Omit all pictures and give the records below again exactly as written.
** start of Material for the task **
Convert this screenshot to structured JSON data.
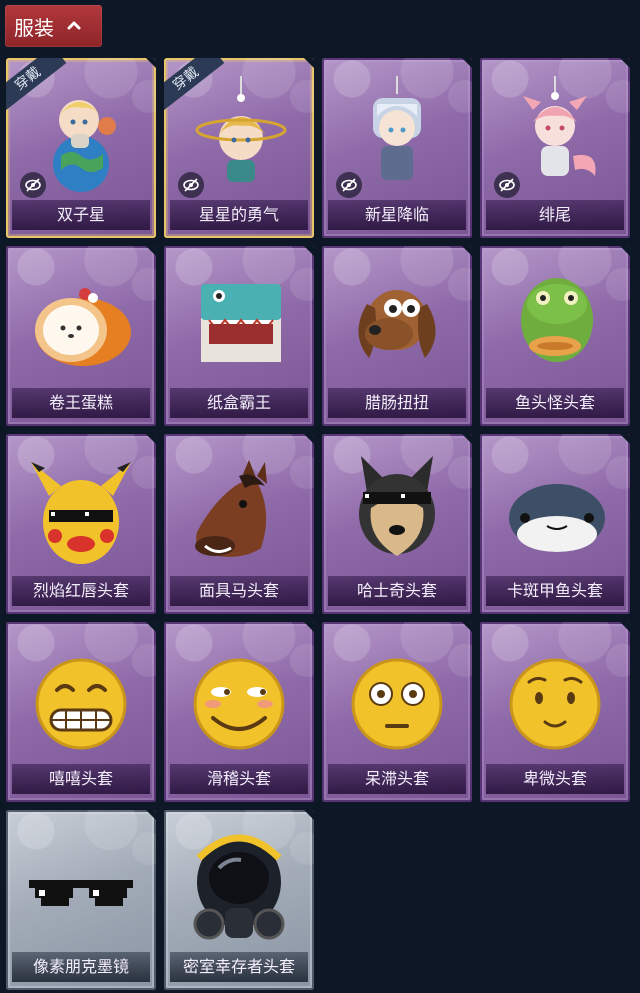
{
  "header": {
    "title": "服装"
  },
  "badge_label": "穿戴",
  "items": [
    {
      "name": "双子星",
      "art": "plush-boy-on-globe",
      "equipped": true,
      "frame": "purple"
    },
    {
      "name": "星星的勇气",
      "art": "plush-boy-with-planet-ring",
      "equipped": true,
      "frame": "purple"
    },
    {
      "name": "新星降临",
      "art": "silver-haired-figure-charm",
      "equipped": false,
      "frame": "purple"
    },
    {
      "name": "绯尾",
      "art": "pink-fox-girl-charm",
      "equipped": false,
      "frame": "purple"
    },
    {
      "name": "卷王蛋糕",
      "art": "roll-cake",
      "equipped": false,
      "frame": "purple"
    },
    {
      "name": "纸盒霸王",
      "art": "cardboard-dinosaur-head",
      "equipped": false,
      "frame": "purple"
    },
    {
      "name": "腊肠扭扭",
      "art": "dachshund-head",
      "equipped": false,
      "frame": "purple"
    },
    {
      "name": "鱼头怪头套",
      "art": "fish-head-mask",
      "equipped": false,
      "frame": "purple"
    },
    {
      "name": "烈焰红唇头套",
      "art": "yellow-mouse-mask-sunglasses",
      "equipped": false,
      "frame": "purple"
    },
    {
      "name": "面具马头套",
      "art": "horse-head-mask",
      "equipped": false,
      "frame": "purple"
    },
    {
      "name": "哈士奇头套",
      "art": "husky-head-sunglasses",
      "equipped": false,
      "frame": "purple"
    },
    {
      "name": "卡斑甲鱼头套",
      "art": "pufferfish-head",
      "equipped": false,
      "frame": "purple"
    },
    {
      "name": "嘻嘻头套",
      "art": "grinning-emoji-head",
      "equipped": false,
      "frame": "purple"
    },
    {
      "name": "滑稽头套",
      "art": "smirking-emoji-head",
      "equipped": false,
      "frame": "purple"
    },
    {
      "name": "呆滞头套",
      "art": "flushed-emoji-head",
      "equipped": false,
      "frame": "purple"
    },
    {
      "name": "卑微头套",
      "art": "pleading-emoji-head",
      "equipped": false,
      "frame": "purple"
    },
    {
      "name": "像素朋克墨镜",
      "art": "pixel-sunglasses",
      "equipped": false,
      "frame": "grey"
    },
    {
      "name": "密室幸存者头套",
      "art": "gas-mask-helmet",
      "equipped": false,
      "frame": "grey"
    }
  ]
}
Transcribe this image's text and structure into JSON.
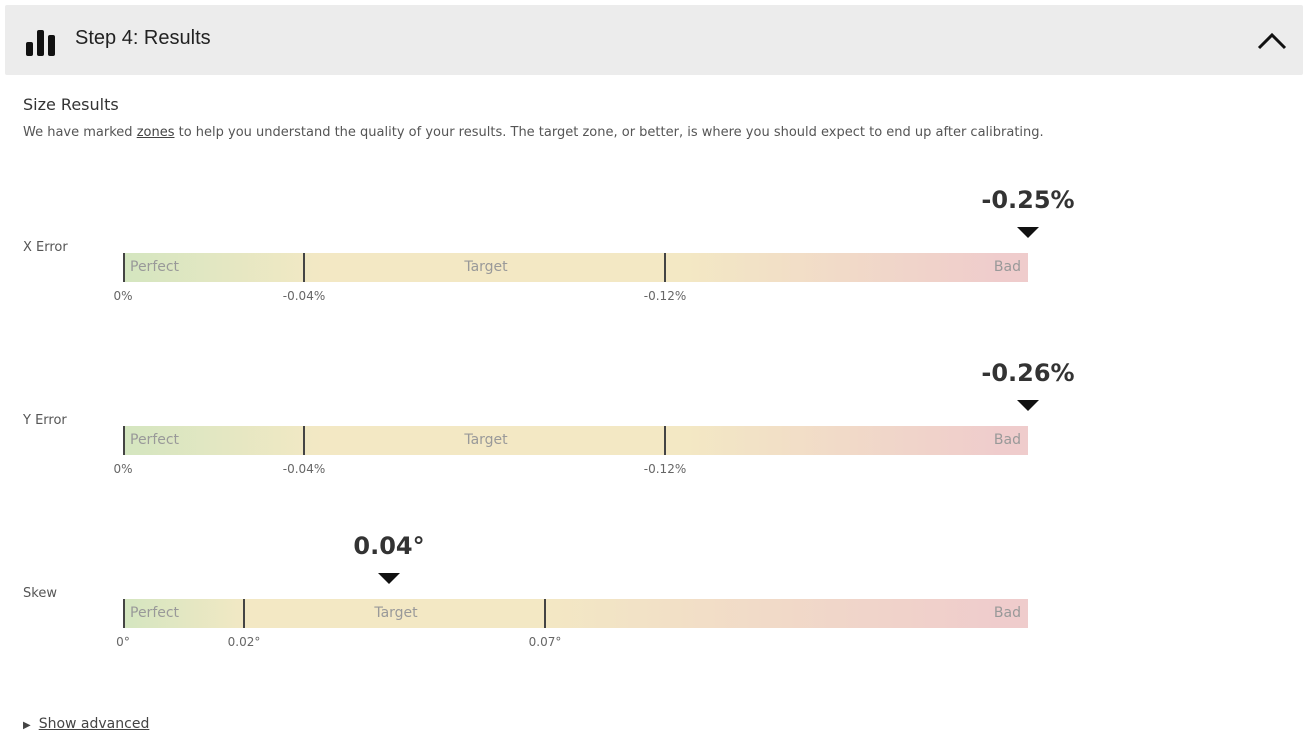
{
  "header": {
    "title": "Step 4: Results",
    "icon": "bar-chart-icon",
    "collapse_icon": "chevron-up-icon"
  },
  "section": {
    "title": "Size Results",
    "desc_before": "We have marked ",
    "desc_link": "zones",
    "desc_after": " to help you understand the quality of your results. The target zone, or better, is where you should expect to end up after calibrating."
  },
  "rows": [
    {
      "label": "X Error",
      "value_text": "-0.25%",
      "zones": [
        "Perfect",
        "Target",
        "Bad"
      ],
      "ticks": [
        "0%",
        "-0.04%",
        "-0.12%"
      ]
    },
    {
      "label": "Y Error",
      "value_text": "-0.26%",
      "zones": [
        "Perfect",
        "Target",
        "Bad"
      ],
      "ticks": [
        "0%",
        "-0.04%",
        "-0.12%"
      ]
    },
    {
      "label": "Skew",
      "value_text": "0.04°",
      "zones": [
        "Perfect",
        "Target",
        "Bad"
      ],
      "ticks": [
        "0°",
        "0.02°",
        "0.07°"
      ]
    }
  ],
  "colors": {
    "perfect": "#d4e6c0",
    "target": "#f3e8c4",
    "bad": "#efcccc",
    "header_bg": "#ececec",
    "marker": "#111111"
  },
  "advanced": {
    "label": "Show advanced",
    "icon": "triangle-right-icon"
  }
}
** end of Material for the task **
Solution to this exercise:
Convert this screenshot to structured JSON data.
{
  "header": {
    "title": "服装"
  },
  "badge_label": "穿戴",
  "items": [
    {
      "name": "双子星",
      "art": "plush-boy-on-globe",
      "equipped": true,
      "frame": "purple"
    },
    {
      "name": "星星的勇气",
      "art": "plush-boy-with-planet-ring",
      "equipped": true,
      "frame": "purple"
    },
    {
      "name": "新星降临",
      "art": "silver-haired-figure-charm",
      "equipped": false,
      "frame": "purple"
    },
    {
      "name": "绯尾",
      "art": "pink-fox-girl-charm",
      "equipped": false,
      "frame": "purple"
    },
    {
      "name": "卷王蛋糕",
      "art": "roll-cake",
      "equipped": false,
      "frame": "purple"
    },
    {
      "name": "纸盒霸王",
      "art": "cardboard-dinosaur-head",
      "equipped": false,
      "frame": "purple"
    },
    {
      "name": "腊肠扭扭",
      "art": "dachshund-head",
      "equipped": false,
      "frame": "purple"
    },
    {
      "name": "鱼头怪头套",
      "art": "fish-head-mask",
      "equipped": false,
      "frame": "purple"
    },
    {
      "name": "烈焰红唇头套",
      "art": "yellow-mouse-mask-sunglasses",
      "equipped": false,
      "frame": "purple"
    },
    {
      "name": "面具马头套",
      "art": "horse-head-mask",
      "equipped": false,
      "frame": "purple"
    },
    {
      "name": "哈士奇头套",
      "art": "husky-head-sunglasses",
      "equipped": false,
      "frame": "purple"
    },
    {
      "name": "卡斑甲鱼头套",
      "art": "pufferfish-head",
      "equipped": false,
      "frame": "purple"
    },
    {
      "name": "嘻嘻头套",
      "art": "grinning-emoji-head",
      "equipped": false,
      "frame": "purple"
    },
    {
      "name": "滑稽头套",
      "art": "smirking-emoji-head",
      "equipped": false,
      "frame": "purple"
    },
    {
      "name": "呆滞头套",
      "art": "flushed-emoji-head",
      "equipped": false,
      "frame": "purple"
    },
    {
      "name": "卑微头套",
      "art": "pleading-emoji-head",
      "equipped": false,
      "frame": "purple"
    },
    {
      "name": "像素朋克墨镜",
      "art": "pixel-sunglasses",
      "equipped": false,
      "frame": "grey"
    },
    {
      "name": "密室幸存者头套",
      "art": "gas-mask-helmet",
      "equipped": false,
      "frame": "grey"
    }
  ]
}
Transcribe this image's text and structure into JSON.
{
  "header": {
    "title": "Step 4: Results",
    "icon": "bar-chart-icon",
    "collapse_icon": "chevron-up-icon"
  },
  "section": {
    "title": "Size Results",
    "desc_before": "We have marked ",
    "desc_link": "zones",
    "desc_after": " to help you understand the quality of your results. The target zone, or better, is where you should expect to end up after calibrating."
  },
  "rows": [
    {
      "label": "X Error",
      "value_text": "-0.25%",
      "zones": [
        "Perfect",
        "Target",
        "Bad"
      ],
      "ticks": [
        "0%",
        "-0.04%",
        "-0.12%"
      ]
    },
    {
      "label": "Y Error",
      "value_text": "-0.26%",
      "zones": [
        "Perfect",
        "Target",
        "Bad"
      ],
      "ticks": [
        "0%",
        "-0.04%",
        "-0.12%"
      ]
    },
    {
      "label": "Skew",
      "value_text": "0.04°",
      "zones": [
        "Perfect",
        "Target",
        "Bad"
      ],
      "ticks": [
        "0°",
        "0.02°",
        "0.07°"
      ]
    }
  ],
  "colors": {
    "perfect": "#d4e6c0",
    "target": "#f3e8c4",
    "bad": "#efcccc",
    "header_bg": "#ececec",
    "marker": "#111111"
  },
  "advanced": {
    "label": "Show advanced",
    "icon": "triangle-right-icon"
  }
}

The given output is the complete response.